DOCUMENT SEGMENT:
# # # # # # #
Describe how hematopoiesis is regulated

A

a. define paracrine vs endocrine factors and an example of each

Paracrine (short range acting):
(paracrine factors present in hematopoietic niches produced by stromal cells)
- secreted in stromal/ marrow ECM / remain tethetred to surface of stromal cells)
ex. stem cell factor (SCF) acts on hematopoietic stem cells

Endocrine (long range acting):
- hormones produced in another organ that travel to bone marrow via circulator systme
ex. Eryhtropoietin acts on erythroid lineage

i. what are the roles and connection between SCF, c-KIT, and HSCs.

c-Kit: transmembrane receptor tyrosine kinase (on surface of stem / progenitor cells)
- binds to SCF produced by stromal cells
- activates self-renewal when binded to SCF

SCF: (ligand that acts in paracrine short range manner –> remain tethered to stromal cell)
- sets up hematopoietic niches within bone marrow

ii. Explain the general signal cascade of SCF binding to KIT in cell proliferation
1. SCF binding activates intrisnic tyrosine kinase activity of Kit receptor
2. activated kit receptors auto-phosphorylate tyrosine residues on intracellular domains
3. phosphorylated tyrosines recruit amplifies (intracellular kinases = Abl) to initate stem/progenitor cell proliferation
4. stimulates G1/S Cdk activity by increasing transcription of cyclin D1

b. How does chronic Abl simtulation result in chronic myelogenous leukemia and how is this prevented by Gleevac (what does Gleevac target + explain effectiveness)
# # # # # # #
Document layout analysis data
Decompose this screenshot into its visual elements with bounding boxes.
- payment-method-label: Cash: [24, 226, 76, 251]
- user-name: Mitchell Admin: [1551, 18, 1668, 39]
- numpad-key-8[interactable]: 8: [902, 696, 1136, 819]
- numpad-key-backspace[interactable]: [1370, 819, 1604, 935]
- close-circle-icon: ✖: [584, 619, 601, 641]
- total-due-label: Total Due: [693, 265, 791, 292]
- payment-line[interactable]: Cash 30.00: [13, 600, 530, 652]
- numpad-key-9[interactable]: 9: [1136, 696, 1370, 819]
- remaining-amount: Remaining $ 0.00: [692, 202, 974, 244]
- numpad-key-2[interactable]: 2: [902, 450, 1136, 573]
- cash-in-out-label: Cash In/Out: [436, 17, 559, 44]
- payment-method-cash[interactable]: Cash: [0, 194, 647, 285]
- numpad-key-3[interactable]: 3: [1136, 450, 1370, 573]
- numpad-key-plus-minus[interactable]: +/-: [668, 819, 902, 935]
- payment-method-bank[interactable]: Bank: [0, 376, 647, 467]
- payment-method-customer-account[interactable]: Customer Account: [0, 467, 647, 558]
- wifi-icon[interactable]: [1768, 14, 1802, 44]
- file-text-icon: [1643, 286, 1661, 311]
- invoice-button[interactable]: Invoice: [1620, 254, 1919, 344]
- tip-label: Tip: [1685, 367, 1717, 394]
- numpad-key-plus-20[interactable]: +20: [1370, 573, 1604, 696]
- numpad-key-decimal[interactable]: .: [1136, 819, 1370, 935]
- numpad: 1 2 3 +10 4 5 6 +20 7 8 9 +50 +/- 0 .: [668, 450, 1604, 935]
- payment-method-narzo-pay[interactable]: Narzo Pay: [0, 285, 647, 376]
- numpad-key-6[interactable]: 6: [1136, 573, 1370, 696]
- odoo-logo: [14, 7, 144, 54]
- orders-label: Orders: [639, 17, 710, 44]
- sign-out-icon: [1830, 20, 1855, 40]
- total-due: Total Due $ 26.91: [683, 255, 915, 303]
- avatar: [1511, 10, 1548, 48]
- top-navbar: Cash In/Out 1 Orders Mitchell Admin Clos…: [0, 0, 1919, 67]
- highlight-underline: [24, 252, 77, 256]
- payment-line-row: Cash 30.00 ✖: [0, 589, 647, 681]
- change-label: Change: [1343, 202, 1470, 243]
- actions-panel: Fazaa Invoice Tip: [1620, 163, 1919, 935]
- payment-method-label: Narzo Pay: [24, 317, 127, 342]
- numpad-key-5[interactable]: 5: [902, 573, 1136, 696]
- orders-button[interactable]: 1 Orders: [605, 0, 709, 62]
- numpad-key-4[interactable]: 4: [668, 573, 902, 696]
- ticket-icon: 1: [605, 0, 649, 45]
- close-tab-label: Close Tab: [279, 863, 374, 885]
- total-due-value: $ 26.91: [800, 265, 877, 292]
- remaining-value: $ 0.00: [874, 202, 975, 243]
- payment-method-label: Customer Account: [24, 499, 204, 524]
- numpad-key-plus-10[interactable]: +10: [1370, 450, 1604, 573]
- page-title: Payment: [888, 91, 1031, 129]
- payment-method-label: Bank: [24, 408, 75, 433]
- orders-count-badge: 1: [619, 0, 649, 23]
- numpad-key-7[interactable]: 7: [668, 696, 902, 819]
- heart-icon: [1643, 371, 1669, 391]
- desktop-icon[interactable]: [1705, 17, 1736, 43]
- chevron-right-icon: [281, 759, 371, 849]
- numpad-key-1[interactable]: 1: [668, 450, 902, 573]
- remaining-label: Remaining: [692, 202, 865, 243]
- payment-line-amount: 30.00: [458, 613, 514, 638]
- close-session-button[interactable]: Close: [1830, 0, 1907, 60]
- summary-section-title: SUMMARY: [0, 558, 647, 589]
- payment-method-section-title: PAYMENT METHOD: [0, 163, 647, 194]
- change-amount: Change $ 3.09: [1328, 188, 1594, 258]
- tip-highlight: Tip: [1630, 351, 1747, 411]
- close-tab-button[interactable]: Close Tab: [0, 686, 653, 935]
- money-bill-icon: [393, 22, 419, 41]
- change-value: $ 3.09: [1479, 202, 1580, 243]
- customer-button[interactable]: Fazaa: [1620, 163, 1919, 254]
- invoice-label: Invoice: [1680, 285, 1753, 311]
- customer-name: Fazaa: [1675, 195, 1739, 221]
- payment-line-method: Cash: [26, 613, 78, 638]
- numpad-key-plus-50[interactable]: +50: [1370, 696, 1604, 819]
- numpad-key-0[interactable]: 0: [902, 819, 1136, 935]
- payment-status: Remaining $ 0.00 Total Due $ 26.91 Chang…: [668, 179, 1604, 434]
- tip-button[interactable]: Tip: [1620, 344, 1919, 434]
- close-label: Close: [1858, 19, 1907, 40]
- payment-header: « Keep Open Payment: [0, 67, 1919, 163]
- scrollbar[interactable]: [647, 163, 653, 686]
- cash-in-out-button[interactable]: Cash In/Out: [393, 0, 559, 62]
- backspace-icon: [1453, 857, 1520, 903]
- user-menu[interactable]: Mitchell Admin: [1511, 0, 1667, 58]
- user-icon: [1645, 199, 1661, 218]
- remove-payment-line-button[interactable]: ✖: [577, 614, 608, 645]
# # # # # # #
TO DO:
a. According to the hematopoiesis notes, what type of receptor is c-Kit?
b. Swap "hormones" for "signaling molecules" and give the hematopoiesis notes again from "Endocrine (long range" to "stem / progenitor cells)".

EXPECTED RESULTS:
a. A transmembrane receptor tyrosine kinase on the surface of stem and progenitor cells.

b.
Endocrine (long range acting):
- signaling molecules produced in another organ that travel to bone marrow via circulator systme
ex. Eryhtropoietin acts on erythroid lineage

i. what are the roles and connection between SCF, c-KIT, and HSCs.

c-Kit: transmembrane receptor tyrosine kinase (on surface of stem / progenitor cells)